══ SUPPLIED INFORMATION

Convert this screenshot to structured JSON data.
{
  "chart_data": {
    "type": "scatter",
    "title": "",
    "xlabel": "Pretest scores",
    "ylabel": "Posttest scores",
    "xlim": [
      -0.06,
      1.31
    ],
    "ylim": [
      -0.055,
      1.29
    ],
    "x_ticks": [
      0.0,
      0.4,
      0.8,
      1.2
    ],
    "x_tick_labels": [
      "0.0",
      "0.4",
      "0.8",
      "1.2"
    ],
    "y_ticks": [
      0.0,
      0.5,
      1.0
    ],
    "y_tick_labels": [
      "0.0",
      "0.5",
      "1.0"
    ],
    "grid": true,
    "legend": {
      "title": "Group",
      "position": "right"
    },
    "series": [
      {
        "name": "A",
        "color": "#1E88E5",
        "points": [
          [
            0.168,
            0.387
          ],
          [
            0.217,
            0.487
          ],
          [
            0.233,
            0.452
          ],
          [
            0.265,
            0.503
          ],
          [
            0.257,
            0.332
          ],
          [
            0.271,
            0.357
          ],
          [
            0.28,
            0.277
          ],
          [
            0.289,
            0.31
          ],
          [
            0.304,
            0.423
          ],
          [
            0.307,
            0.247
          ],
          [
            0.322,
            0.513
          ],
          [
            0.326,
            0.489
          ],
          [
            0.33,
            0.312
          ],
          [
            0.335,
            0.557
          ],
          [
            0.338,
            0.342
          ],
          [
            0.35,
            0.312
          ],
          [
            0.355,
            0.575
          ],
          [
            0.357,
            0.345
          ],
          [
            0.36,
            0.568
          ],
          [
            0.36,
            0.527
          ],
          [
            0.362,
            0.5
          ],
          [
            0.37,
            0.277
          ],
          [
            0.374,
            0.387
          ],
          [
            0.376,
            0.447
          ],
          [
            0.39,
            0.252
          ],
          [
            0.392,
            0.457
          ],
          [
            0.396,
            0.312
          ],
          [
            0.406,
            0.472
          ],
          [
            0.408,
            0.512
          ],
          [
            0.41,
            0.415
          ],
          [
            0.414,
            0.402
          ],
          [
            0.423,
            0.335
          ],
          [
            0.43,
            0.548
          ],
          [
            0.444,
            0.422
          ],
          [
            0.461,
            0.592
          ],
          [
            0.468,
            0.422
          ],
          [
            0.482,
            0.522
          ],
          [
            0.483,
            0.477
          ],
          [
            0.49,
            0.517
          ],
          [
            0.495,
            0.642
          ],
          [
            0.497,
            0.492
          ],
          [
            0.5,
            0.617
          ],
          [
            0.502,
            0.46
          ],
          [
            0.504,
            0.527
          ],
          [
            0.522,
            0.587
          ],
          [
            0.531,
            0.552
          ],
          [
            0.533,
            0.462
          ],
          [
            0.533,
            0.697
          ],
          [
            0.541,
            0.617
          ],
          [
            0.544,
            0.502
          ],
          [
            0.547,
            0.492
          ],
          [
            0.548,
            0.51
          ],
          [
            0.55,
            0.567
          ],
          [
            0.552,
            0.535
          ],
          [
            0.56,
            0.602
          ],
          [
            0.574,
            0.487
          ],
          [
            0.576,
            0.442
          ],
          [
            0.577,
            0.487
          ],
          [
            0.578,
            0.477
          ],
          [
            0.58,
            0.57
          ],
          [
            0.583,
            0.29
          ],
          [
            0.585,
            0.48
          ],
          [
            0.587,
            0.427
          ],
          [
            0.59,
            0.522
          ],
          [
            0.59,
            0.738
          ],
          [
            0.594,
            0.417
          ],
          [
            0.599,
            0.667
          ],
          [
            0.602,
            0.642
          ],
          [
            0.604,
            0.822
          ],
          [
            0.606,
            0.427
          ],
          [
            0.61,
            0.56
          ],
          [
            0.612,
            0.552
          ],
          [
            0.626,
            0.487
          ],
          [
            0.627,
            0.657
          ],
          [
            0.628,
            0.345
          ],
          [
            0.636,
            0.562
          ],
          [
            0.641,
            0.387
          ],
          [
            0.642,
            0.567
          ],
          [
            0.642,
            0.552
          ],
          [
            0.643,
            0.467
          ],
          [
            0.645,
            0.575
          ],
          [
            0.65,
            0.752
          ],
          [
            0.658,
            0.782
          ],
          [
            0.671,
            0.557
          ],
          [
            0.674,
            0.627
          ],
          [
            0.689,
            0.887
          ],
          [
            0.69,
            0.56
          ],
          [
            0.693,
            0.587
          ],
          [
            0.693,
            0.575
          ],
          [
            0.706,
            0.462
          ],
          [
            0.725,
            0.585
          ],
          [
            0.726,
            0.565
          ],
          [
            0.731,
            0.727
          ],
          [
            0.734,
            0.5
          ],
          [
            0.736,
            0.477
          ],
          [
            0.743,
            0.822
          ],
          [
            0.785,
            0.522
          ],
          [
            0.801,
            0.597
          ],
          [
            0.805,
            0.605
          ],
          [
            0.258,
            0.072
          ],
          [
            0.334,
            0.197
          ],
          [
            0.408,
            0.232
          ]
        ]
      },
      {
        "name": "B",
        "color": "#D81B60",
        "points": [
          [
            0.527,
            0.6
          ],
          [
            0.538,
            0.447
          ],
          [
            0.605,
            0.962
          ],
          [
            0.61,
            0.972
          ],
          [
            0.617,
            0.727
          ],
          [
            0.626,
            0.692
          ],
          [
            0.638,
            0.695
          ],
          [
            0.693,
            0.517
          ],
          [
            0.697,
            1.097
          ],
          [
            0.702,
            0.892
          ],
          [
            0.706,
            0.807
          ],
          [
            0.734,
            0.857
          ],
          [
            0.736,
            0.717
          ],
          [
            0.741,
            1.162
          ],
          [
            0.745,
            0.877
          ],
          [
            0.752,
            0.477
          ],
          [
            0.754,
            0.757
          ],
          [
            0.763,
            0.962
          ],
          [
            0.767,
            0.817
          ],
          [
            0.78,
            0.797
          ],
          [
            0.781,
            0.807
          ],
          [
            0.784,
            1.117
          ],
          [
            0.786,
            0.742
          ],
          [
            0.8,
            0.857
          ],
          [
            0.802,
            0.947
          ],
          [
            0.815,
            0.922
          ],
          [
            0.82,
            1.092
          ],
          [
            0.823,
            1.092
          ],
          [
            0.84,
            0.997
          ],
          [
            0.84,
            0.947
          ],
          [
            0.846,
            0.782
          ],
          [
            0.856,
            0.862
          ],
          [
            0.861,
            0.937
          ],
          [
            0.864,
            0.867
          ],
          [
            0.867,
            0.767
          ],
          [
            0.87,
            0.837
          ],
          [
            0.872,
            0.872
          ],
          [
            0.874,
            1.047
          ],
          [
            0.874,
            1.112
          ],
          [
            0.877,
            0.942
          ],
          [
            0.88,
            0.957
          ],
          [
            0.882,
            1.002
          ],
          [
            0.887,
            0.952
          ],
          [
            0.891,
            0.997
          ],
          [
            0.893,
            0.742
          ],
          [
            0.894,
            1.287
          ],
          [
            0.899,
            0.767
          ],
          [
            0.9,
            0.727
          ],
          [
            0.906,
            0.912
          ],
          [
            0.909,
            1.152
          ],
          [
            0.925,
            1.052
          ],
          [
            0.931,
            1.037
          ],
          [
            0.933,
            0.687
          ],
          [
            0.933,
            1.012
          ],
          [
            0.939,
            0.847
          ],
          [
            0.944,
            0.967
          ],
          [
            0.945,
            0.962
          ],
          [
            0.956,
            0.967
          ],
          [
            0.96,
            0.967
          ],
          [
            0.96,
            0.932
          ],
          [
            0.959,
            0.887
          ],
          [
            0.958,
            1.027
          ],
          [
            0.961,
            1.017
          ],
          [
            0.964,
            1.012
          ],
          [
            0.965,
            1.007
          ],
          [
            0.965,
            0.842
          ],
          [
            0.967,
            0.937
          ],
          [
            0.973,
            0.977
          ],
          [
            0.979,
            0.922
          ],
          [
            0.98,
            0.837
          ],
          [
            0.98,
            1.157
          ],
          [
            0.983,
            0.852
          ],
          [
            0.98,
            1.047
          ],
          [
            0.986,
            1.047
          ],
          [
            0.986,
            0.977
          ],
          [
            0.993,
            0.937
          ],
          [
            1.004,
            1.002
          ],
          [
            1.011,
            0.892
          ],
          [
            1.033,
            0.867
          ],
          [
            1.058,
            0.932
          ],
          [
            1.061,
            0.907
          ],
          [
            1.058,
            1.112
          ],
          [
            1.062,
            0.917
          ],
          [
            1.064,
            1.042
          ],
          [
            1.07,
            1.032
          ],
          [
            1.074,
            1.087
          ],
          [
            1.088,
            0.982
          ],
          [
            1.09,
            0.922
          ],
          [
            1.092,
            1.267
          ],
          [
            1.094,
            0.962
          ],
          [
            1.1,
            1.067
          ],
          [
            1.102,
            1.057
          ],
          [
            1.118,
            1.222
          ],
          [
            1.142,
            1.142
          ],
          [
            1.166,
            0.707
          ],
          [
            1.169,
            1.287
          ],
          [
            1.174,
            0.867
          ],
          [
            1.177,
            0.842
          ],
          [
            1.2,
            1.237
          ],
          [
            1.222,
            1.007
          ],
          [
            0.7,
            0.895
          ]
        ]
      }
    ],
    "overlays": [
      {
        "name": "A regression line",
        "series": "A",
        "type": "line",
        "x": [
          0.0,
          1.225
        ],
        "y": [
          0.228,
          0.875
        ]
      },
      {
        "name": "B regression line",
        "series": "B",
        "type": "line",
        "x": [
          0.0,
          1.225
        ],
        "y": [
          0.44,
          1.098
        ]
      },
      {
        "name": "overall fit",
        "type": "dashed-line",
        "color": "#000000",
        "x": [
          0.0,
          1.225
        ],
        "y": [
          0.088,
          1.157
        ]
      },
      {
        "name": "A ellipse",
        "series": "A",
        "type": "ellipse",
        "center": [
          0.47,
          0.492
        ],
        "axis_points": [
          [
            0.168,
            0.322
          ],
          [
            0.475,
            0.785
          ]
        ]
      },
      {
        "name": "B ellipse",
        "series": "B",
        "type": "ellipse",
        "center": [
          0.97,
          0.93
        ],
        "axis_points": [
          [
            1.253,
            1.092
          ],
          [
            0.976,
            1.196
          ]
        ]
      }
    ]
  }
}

════

### GOAL OF THE EXERCISE
Search the data above for the word "regression", then gather each line in which it appears.

### TASK OUTPUT
        "name": "A regression line",
        "name": "B regression line",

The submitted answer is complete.